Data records

▼

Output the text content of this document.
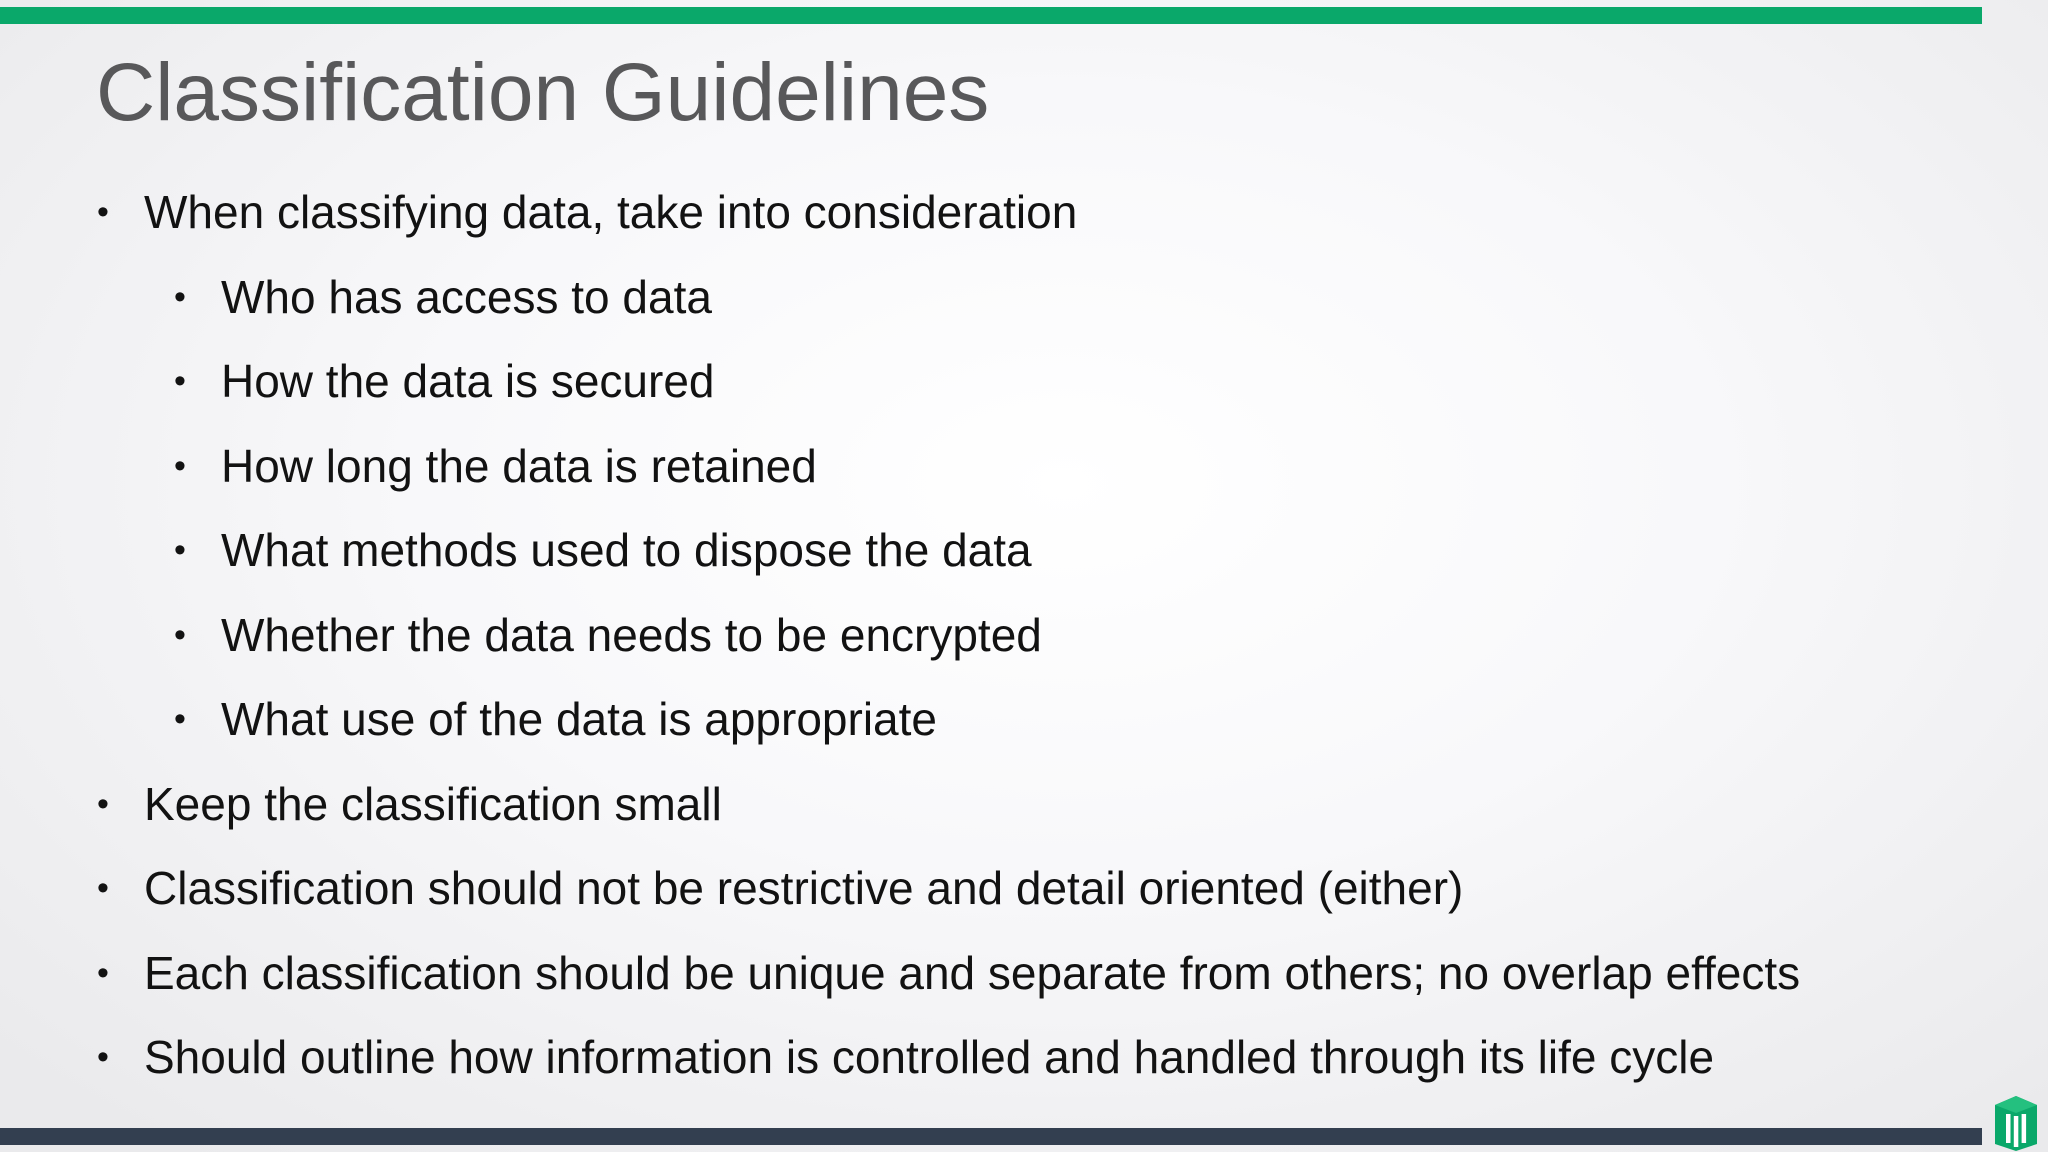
Classification Guidelines
• When classifying data, take into consideration
• Who has access to data
• How the data is secured
• How long the data is retained
• What methods used to dispose the data
• Whether the data needs to be encrypted
• What use of the data is appropriate
• Keep the classification small
• Classification should not be restrictive and detail oriented (either)
• Each classification should be unique and separate from others; no overlap effects
• Should outline how information is controlled and handled through its life cycle
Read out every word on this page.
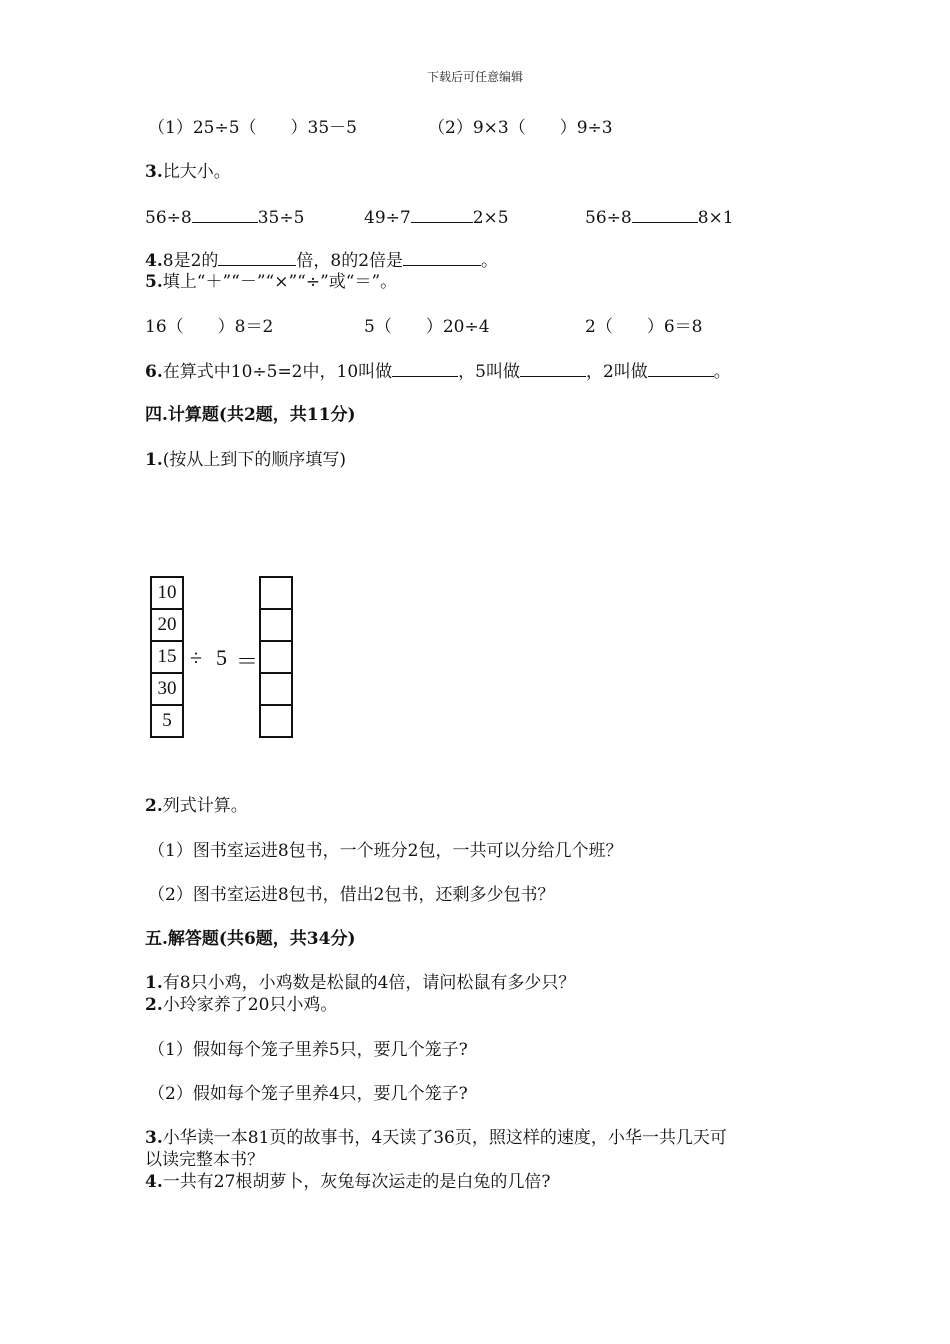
下载后可任意编辑
（1）25÷5（　　）35－5	（2）9×3（　　）9÷3
3.比大小。
56÷8	35÷5	49÷7	2×5	56÷8	8×1
4.8是2的	倍，8的2倍是	。
5.填上“＋”“－”“×”“÷”或“＝”。
16（　　）8＝2	5（　　）20÷4	2（　　）6＝8
6.在算式中10÷5=2中，10叫做	，5叫做	，2叫做	。
四.计算题(共2题，共11分)
1.(按从上到下的顺序填写)
10
20
15
30
5
÷ 5 ＝
2.列式计算。
（1）图书室运进8包书，一个班分2包，一共可以分给几个班？
（2）图书室运进8包书，借出2包书，还剩多少包书？
五.解答题(共6题，共34分)
1.有8只小鸡，小鸡数是松鼠的4倍，请问松鼠有多少只？
2.小玲家养了20只小鸡。
（1）假如每个笼子里养5只，要几个笼子?
（2）假如每个笼子里养4只，要几个笼子?
3.小华读一本81页的故事书，4天读了36页，照这样的速度，小华一共几天可
以读完整本书？
4.一共有27根胡萝卜，灰兔每次运走的是白兔的几倍?
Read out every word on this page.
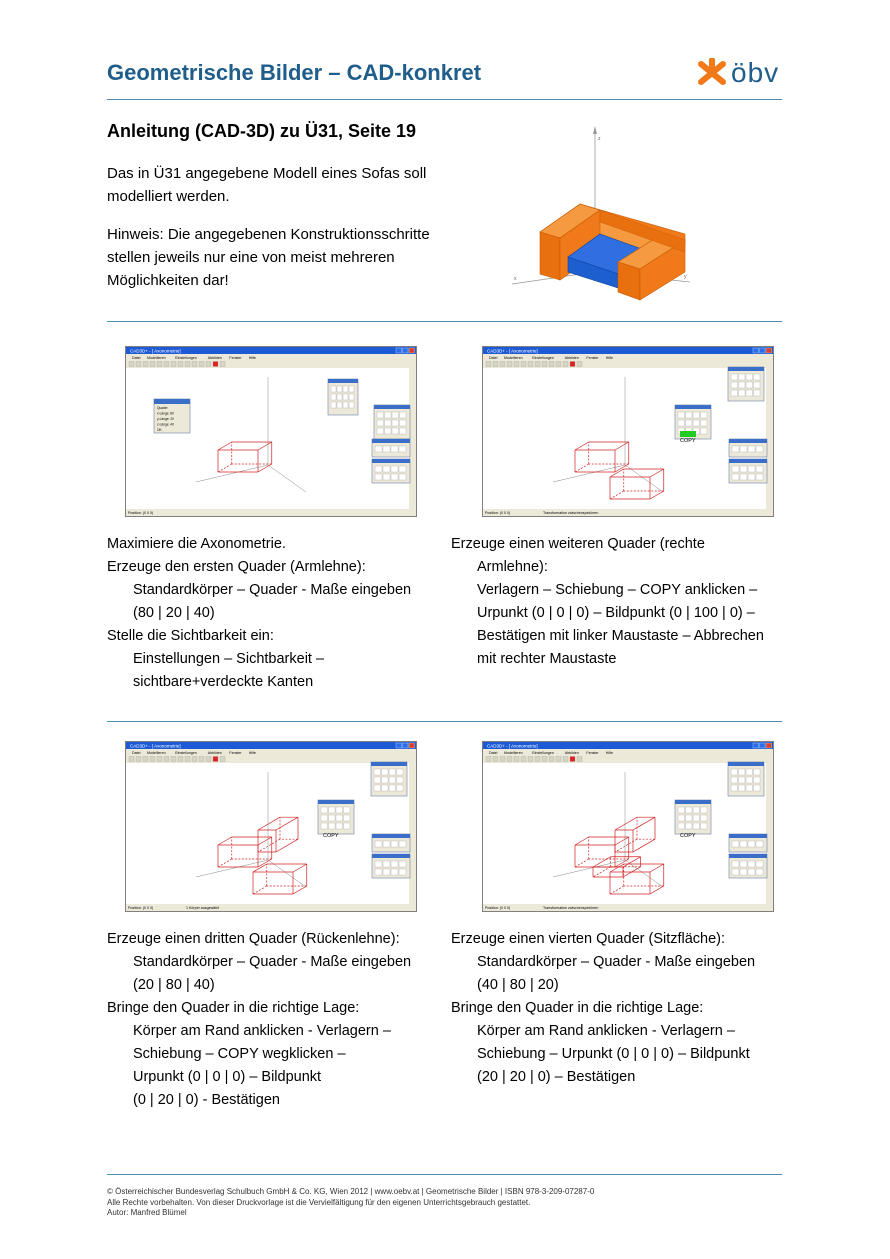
Geometrische Bilder – CAD-konkret	öbv
Anleitung (CAD-3D) zu Ü31, Seite 19
Das in Ü31 angegebene Modell eines Sofas soll modelliert werden.
Hinweis: Die angegebenen Konstruktionsschritte stellen jeweils nur eine von meist mehreren Möglichkeiten dar!
z
x	y
CAD3D+ - [ Axonometrie]
Datei Modellieren	Einstellungen	Abbilden Fenster Hilfe
Position: (0 0 0)
Quader
x-Länge: 80
y-Länge: 20
z-Länge: 40
OK
CAD3D+ - [ Axonometrie]
Datei Modellieren	Einstellungen	Abbilden Fenster Hilfe
Position: (0 0 0)	Transformation zwischenspeichern
COPY
CAD3D+ - [ Axonometrie]
Datei Modellieren	Einstellungen	Abbilden Fenster Hilfe
Position: (0 0 0)	1 Körper ausgewählt
COPY
CAD3D+ - [ Axonometrie]
Datei Modellieren	Einstellungen	Abbilden Fenster Hilfe
Position: (0 0 0)	Transformation zwischenspeichern
COPY
Maximiere die Axonometrie.
Erzeuge den ersten Quader (Armlehne):
Standardkörper – Quader - Maße eingeben
(80 | 20 | 40)
Stelle die Sichtbarkeit ein:
Einstellungen – Sichtbarkeit –
sichtbare+verdeckte Kanten
Erzeuge einen weiteren Quader (rechte
Armlehne):
Verlagern – Schiebung – COPY anklicken –
Urpunkt (0 | 0 | 0) – Bildpunkt (0 | 100 | 0) –
Bestätigen mit linker Maustaste – Abbrechen
mit rechter Maustaste
Erzeuge einen dritten Quader (Rückenlehne):
Standardkörper – Quader - Maße eingeben
(20 | 80 | 40)
Bringe den Quader in die richtige Lage:
Körper am Rand anklicken - Verlagern –
Schiebung – COPY wegklicken –
Urpunkt (0 | 0 | 0) – Bildpunkt
(0 | 20 | 0) - Bestätigen
Erzeuge einen vierten Quader (Sitzfläche):
Standardkörper – Quader - Maße eingeben
(40 | 80 | 20)
Bringe den Quader in die richtige Lage:
Körper am Rand anklicken - Verlagern –
Schiebung – Urpunkt (0 | 0 | 0) – Bildpunkt
(20 | 20 | 0) – Bestätigen
© Österreichischer Bundesverlag Schulbuch GmbH & Co. KG, Wien 2012 | www.oebv.at | Geometrische Bilder | ISBN 978-3-209-07287-0
Alle Rechte vorbehalten. Von dieser Druckvorlage ist die Vervielfältigung für den eigenen Unterrichtsgebrauch gestattet.
Autor: Manfred Blümel
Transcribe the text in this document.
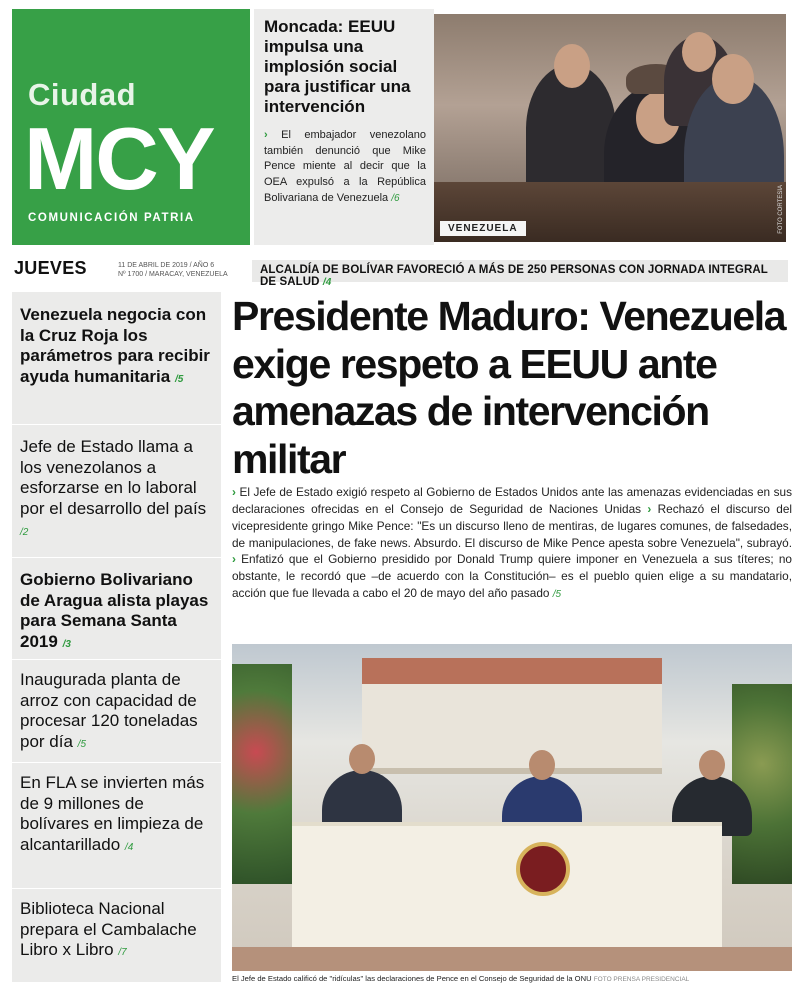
Ciudad
MCY
COMUNICACIÓN PATRIA
Moncada: EEUU impulsa una implosión social para justificar una intervención
› El embajador venezolano también denunció que Mike Pence miente al decir que la OEA expulsó a la República Bolivariana de Venezuela /6
VENEZUELA	FOTO CORTESÍA
JUEVES	11 DE ABRIL DE 2019 / AÑO 6
Nº 1700 / MARACAY, VENEZUELA	ALCALDÍA DE BOLÍVAR FAVORECIÓ A MÁS DE 250 PERSONAS CON JORNADA INTEGRAL DE SALUD /4
Venezuela negocia con la Cruz Roja los parámetros para recibir ayuda humanitaria /5
Jefe de Estado llama a los venezolanos a esforzarse en lo laboral por el desarrollo del país /2
Gobierno Bolivariano de Aragua alista playas para Semana Santa 2019 /3
Inaugurada planta de arroz con capacidad de procesar 120 toneladas por día /5
En FLA se invierten más de 9 millones de bolívares en limpieza de alcantarillado /4
Biblioteca Nacional prepara el Cambalache Libro x Libro /7
Presidente Maduro: Venezuela exige respeto a EEUU ante amenazas de intervención militar
› El Jefe de Estado exigió respeto al Gobierno de Estados Unidos ante las amenazas evidenciadas en sus declaraciones ofrecidas en el Consejo de Seguridad de Naciones Unidas › Rechazó el discurso del vicepresidente gringo Mike Pence: "Es un discurso lleno de mentiras, de lugares comunes, de falsedades, de manipulaciones, de fake news. Absurdo. El discurso de Mike Pence apesta sobre Venezuela", subrayó. › Enfatizó que el Gobierno presidido por Donald Trump quiere imponer en Venezuela a sus títeres; no obstante, le recordó que –de acuerdo con la Constitución– es el pueblo quien elige a su mandatario, acción que fue llevada a cabo el 20 de mayo del año pasado /5
El Jefe de Estado calificó de "ridículas" las declaraciones de Pence en el Consejo de Seguridad de la ONU FOTO PRENSA PRESIDENCIAL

▲

▶ Task details:
Return, from the data, each line that has the word "this" in it.

▶ Solution below:
Output the text content of this document.
Read out every word on this page.
Read out every word on this page.
Transcribe the text in this document.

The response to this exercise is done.